-- Given records start --

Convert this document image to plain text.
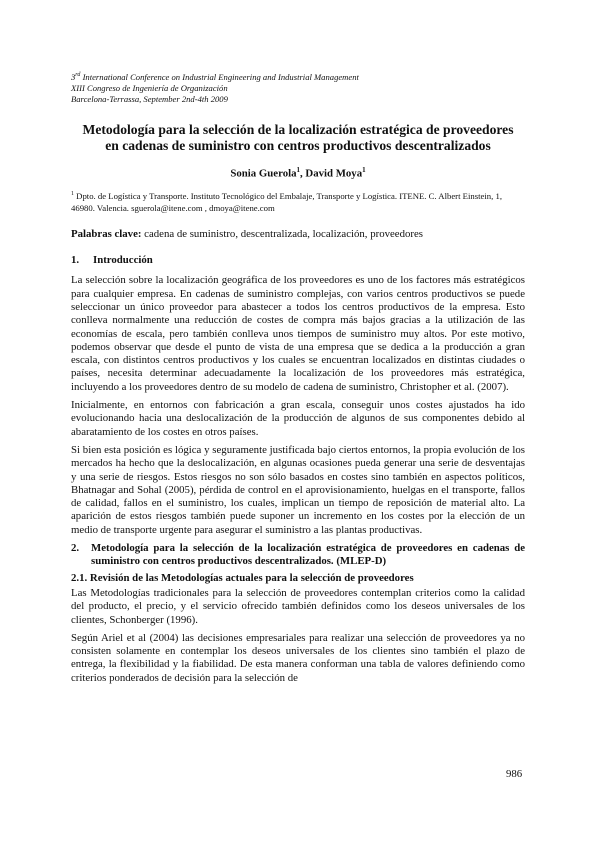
3rd International Conference on Industrial Engineering and Industrial Management
XIII Congreso de Ingeniería de Organización
Barcelona-Terrassa, September 2nd-4th 2009
Metodología para la selección de la localización estratégica de proveedores
en cadenas de suministro con centros productivos descentralizados
Sonia Guerola$^1$, David Moya$^1$
$^1$ Dpto. de Logística y Transporte. Instituto Tecnológico del Embalaje, Transporte y Logística. ITENE. C. Albert Einstein, 1, 46980. Valencia. sguerola@itene.com , dmoya@itene.com
Palabras clave: cadena de suministro, descentralizada, localización, proveedores
1. Introducción

La selección sobre la localización geográfica de los proveedores es uno de los factores más estratégicos para cualquier empresa. En cadenas de suministro complejas, con varios centros productivos se puede seleccionar un único proveedor para abastecer a todos los centros productivos de la empresa. Esto conlleva normalmente una reducción de costes de compra más bajos gracias a la utilización de las economías de escala, pero también conlleva unos tiempos de suministro muy altos. Por este motivo, podemos observar que desde el punto de vista de una empresa que se dedica a la producción a gran escala, con distintos centros productivos y los cuales se encuentran localizados en distintas ciudades o países, necesita determinar adecuadamente la localización de los proveedores más estratégica, incluyendo a los proveedores dentro de su modelo de cadena de suministro, Christopher et al. (2007).

Inicialmente, en entornos con fabricación a gran escala, conseguir unos costes ajustados ha ido evolucionando hacia una deslocalización de la producción de algunos de sus componentes debido al abaratamiento de los costes en otros países.

Si bien esta posición es lógica y seguramente justificada bajo ciertos entornos, la propia evolución de los mercados ha hecho que la deslocalización, en algunas ocasiones pueda generar una serie de desventajas y una serie de riesgos. Estos riesgos no son sólo basados en costes sino también en aspectos políticos, Bhatnagar and Sohal (2005), pérdida de control en el aprovisionamiento, huelgas en el transporte, fallos de calidad, fallos en el suministro, los cuales, implican un tiempo de reposición de material alto. La aparición de estos riesgos también puede suponer un incremento en los costes por la elección de un medio de transporte urgente para asegurar el suministro a las plantas productivas.

2.	Metodología para la selección de la localización estratégica de proveedores en cadenas de suministro con centros productivos descentralizados. (MLEP-D)
2.1. Revisión de las Metodologías actuales para la selección de proveedores

Las Metodologías tradicionales para la selección de proveedores contemplan criterios como la calidad del producto, el precio, y el servicio ofrecido también definidos como los deseos universales de los clientes, Schonberger (1996).

Según Ariel et al (2004) las decisiones empresariales para realizar una selección de proveedores ya no consisten solamente en contemplar los deseos universales de los clientes sino también el plazo de entrega, la flexibilidad y la fiabilidad. De esta manera conforman una tabla de valores definiendo como criterios ponderados de decisión para la selección de

986
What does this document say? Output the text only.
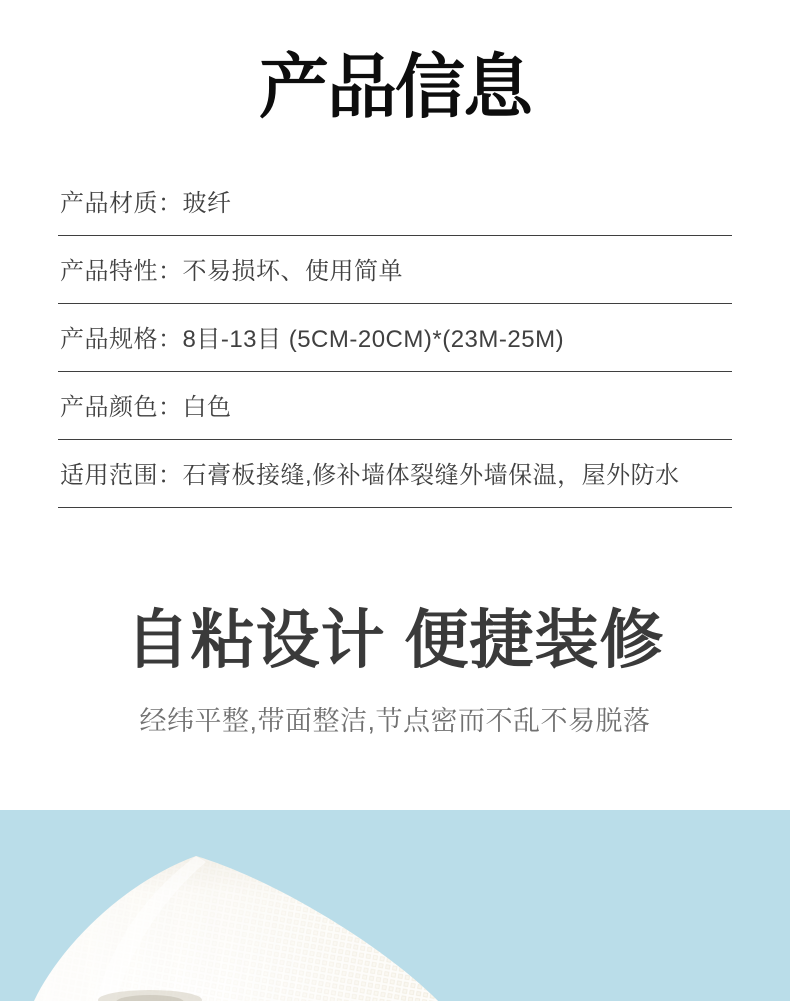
产品信息
产品材质： 玻纤
产品特性： 不易损坏、使用简单
产品规格： 8目-13目 (5CM-20CM)*(23M-25M)
产品颜色： 白色
适用范围： 石膏板接缝,修补墙体裂缝外墙保温，屋外防水
自粘设计 便捷装修
经纬平整,带面整洁,节点密而不乱不易脱落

-- Given records end --

# Your objective
Give the material again exactly as it is, but keep the pictures out.

# Reply
Convert this document image to plain text.
3rd International Conference on Industrial Engineering and Industrial Management
XIII Congreso de Ingeniería de Organización
Barcelona-Terrassa, September 2nd-4th 2009
Metodología para la selección de la localización estratégica de proveedores
en cadenas de suministro con centros productivos descentralizados
Sonia Guerola$^1$, David Moya$^1$
$^1$ Dpto. de Logística y Transporte. Instituto Tecnológico del Embalaje, Transporte y Logística. ITENE. C. Albert Einstein, 1, 46980. Valencia. sguerola@itene.com , dmoya@itene.com
Palabras clave: cadena de suministro, descentralizada, localización, proveedores
1. Introducción

La selección sobre la localización geográfica de los proveedores es uno de los factores más estratégicos para cualquier empresa. En cadenas de suministro complejas, con varios centros productivos se puede seleccionar un único proveedor para abastecer a todos los centros productivos de la empresa. Esto conlleva normalmente una reducción de costes de compra más bajos gracias a la utilización de las economías de escala, pero también conlleva unos tiempos de suministro muy altos. Por este motivo, podemos observar que desde el punto de vista de una empresa que se dedica a la producción a gran escala, con distintos centros productivos y los cuales se encuentran localizados en distintas ciudades o países, necesita determinar adecuadamente la localización de los proveedores más estratégica, incluyendo a los proveedores dentro de su modelo de cadena de suministro, Christopher et al. (2007).

Inicialmente, en entornos con fabricación a gran escala, conseguir unos costes ajustados ha ido evolucionando hacia una deslocalización de la producción de algunos de sus componentes debido al abaratamiento de los costes en otros países.

Si bien esta posición es lógica y seguramente justificada bajo ciertos entornos, la propia evolución de los mercados ha hecho que la deslocalización, en algunas ocasiones pueda generar una serie de desventajas y una serie de riesgos. Estos riesgos no son sólo basados en costes sino también en aspectos políticos, Bhatnagar and Sohal (2005), pérdida de control en el aprovisionamiento, huelgas en el transporte, fallos de calidad, fallos en el suministro, los cuales, implican un tiempo de reposición de material alto. La aparición de estos riesgos también puede suponer un incremento en los costes por la elección de un medio de transporte urgente para asegurar el suministro a las plantas productivas.

2.	Metodología para la selección de la localización estratégica de proveedores en cadenas de suministro con centros productivos descentralizados. (MLEP-D)
2.1. Revisión de las Metodologías actuales para la selección de proveedores

Las Metodologías tradicionales para la selección de proveedores contemplan criterios como la calidad del producto, el precio, y el servicio ofrecido también definidos como los deseos universales de los clientes, Schonberger (1996).

Según Ariel et al (2004) las decisiones empresariales para realizar una selección de proveedores ya no consisten solamente en contemplar los deseos universales de los clientes sino también el plazo de entrega, la flexibilidad y la fiabilidad. De esta manera conforman una tabla de valores definiendo como criterios ponderados de decisión para la selección de

986
What does this document say? Output the text only.
产品信息
产品材质： 玻纤
产品特性： 不易损坏、使用简单
产品规格： 8目-13目 (5CM-20CM)*(23M-25M)
产品颜色： 白色
适用范围： 石膏板接缝,修补墙体裂缝外墙保温，屋外防水
自粘设计 便捷装修
经纬平整,带面整洁,节点密而不乱不易脱落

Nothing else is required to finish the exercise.